▶ **PROBLEM**: All of the data needs to be repeated exactly.
****
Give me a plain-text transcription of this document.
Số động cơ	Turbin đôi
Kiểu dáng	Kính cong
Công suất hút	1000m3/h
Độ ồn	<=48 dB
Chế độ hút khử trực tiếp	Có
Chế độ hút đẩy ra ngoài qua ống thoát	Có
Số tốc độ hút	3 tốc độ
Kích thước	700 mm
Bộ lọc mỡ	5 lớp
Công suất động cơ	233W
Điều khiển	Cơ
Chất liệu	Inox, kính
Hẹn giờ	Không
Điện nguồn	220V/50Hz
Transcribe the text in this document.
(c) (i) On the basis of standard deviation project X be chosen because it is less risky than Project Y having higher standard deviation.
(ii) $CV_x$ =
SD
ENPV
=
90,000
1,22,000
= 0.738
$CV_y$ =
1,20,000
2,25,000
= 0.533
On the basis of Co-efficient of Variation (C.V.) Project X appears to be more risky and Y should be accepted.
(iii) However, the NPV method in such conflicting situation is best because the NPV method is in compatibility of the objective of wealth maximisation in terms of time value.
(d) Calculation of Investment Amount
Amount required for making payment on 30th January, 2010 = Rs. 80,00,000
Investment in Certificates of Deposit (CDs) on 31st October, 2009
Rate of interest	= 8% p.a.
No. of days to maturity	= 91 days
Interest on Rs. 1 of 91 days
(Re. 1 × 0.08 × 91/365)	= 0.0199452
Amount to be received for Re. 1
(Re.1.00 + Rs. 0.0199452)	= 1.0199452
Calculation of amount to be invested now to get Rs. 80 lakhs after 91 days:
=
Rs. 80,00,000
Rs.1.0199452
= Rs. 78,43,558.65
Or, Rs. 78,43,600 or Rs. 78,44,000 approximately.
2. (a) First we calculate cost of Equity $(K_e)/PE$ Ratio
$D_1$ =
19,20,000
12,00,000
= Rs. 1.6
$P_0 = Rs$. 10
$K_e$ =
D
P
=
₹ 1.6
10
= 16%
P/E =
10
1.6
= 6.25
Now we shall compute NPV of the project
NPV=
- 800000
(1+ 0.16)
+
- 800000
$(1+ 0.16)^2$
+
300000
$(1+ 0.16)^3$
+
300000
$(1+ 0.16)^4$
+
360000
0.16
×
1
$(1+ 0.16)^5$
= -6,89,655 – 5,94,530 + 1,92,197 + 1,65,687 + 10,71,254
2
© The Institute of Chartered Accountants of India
****
▶ **RESULT BELOW**:
Give me a plain-text transcription of this document.
Số động cơ	Turbin đôi
Kiểu dáng	Kính cong
Công suất hút	1000m3/h
Độ ồn	<=48 dB
Chế độ hút khử trực tiếp	Có
Chế độ hút đẩy ra ngoài qua ống thoát	Có
Số tốc độ hút	3 tốc độ
Kích thước	700 mm
Bộ lọc mỡ	5 lớp
Công suất động cơ	233W
Điều khiển	Cơ
Chất liệu	Inox, kính
Hẹn giờ	Không
Điện nguồn	220V/50Hz
Transcribe the text in this document.
(c) (i) On the basis of standard deviation project X be chosen because it is less risky than Project Y having higher standard deviation.
(ii) $CV_x$ =
SD
ENPV
=
90,000
1,22,000
= 0.738
$CV_y$ =
1,20,000
2,25,000
= 0.533
On the basis of Co-efficient of Variation (C.V.) Project X appears to be more risky and Y should be accepted.
(iii) However, the NPV method in such conflicting situation is best because the NPV method is in compatibility of the objective of wealth maximisation in terms of time value.
(d) Calculation of Investment Amount
Amount required for making payment on 30th January, 2010 = Rs. 80,00,000
Investment in Certificates of Deposit (CDs) on 31st October, 2009
Rate of interest	= 8% p.a.
No. of days to maturity	= 91 days
Interest on Rs. 1 of 91 days
(Re. 1 × 0.08 × 91/365)	= 0.0199452
Amount to be received for Re. 1
(Re.1.00 + Rs. 0.0199452)	= 1.0199452
Calculation of amount to be invested now to get Rs. 80 lakhs after 91 days:
=
Rs. 80,00,000
Rs.1.0199452
= Rs. 78,43,558.65
Or, Rs. 78,43,600 or Rs. 78,44,000 approximately.
2. (a) First we calculate cost of Equity $(K_e)/PE$ Ratio
$D_1$ =
19,20,000
12,00,000
= Rs. 1.6
$P_0 = Rs$. 10
$K_e$ =
D
P
=
₹ 1.6
10
= 16%
P/E =
10
1.6
= 6.25
Now we shall compute NPV of the project
NPV=
- 800000
(1+ 0.16)
+
- 800000
$(1+ 0.16)^2$
+
300000
$(1+ 0.16)^3$
+
300000
$(1+ 0.16)^4$
+
360000
0.16
×
1
$(1+ 0.16)^5$
= -6,89,655 – 5,94,530 + 1,92,197 + 1,65,687 + 10,71,254
2
© The Institute of Chartered Accountants of India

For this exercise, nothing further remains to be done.